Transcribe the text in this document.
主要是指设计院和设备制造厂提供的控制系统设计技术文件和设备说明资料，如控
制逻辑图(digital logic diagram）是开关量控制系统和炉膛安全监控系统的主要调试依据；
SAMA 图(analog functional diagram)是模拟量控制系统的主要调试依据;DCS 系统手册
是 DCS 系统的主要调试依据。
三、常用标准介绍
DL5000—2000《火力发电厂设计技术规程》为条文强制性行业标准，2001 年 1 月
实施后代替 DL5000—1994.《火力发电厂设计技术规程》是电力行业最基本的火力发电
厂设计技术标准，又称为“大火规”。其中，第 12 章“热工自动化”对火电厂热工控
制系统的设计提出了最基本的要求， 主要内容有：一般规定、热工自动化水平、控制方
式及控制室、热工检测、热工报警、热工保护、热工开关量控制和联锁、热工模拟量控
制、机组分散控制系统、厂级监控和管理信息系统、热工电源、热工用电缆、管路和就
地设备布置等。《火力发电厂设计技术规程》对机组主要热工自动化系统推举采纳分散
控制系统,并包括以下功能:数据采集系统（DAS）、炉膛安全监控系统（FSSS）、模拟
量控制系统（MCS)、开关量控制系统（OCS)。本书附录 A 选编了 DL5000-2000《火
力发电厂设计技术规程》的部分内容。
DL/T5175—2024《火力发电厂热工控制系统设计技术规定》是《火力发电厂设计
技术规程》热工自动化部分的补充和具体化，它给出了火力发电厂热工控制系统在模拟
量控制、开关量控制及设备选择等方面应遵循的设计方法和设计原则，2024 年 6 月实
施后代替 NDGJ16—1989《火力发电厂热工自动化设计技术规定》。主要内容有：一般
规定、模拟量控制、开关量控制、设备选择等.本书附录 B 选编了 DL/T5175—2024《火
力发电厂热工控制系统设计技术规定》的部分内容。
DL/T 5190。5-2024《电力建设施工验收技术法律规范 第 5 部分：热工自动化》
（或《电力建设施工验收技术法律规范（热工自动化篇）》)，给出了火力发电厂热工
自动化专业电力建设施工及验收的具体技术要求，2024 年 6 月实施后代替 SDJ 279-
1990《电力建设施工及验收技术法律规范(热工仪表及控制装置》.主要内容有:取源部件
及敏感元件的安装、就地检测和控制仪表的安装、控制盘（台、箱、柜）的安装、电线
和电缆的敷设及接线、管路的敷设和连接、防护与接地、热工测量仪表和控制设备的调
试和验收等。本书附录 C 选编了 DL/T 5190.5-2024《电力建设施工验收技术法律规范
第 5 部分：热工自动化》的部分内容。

● ● ●

● **To be done**
Find the string "火力发电厂设计技术规程" in the listing and return every line that holds it.

● **Output below**
DL5000—2000《火力发电厂设计技术规程》为条文强制性行业标准，2001 年 1 月
实施后代替 DL5000—1994.《火力发电厂设计技术规程》是电力行业最基本的火力发电
地设备布置等。《火力发电厂设计技术规程》对机组主要热工自动化系统推举采纳分散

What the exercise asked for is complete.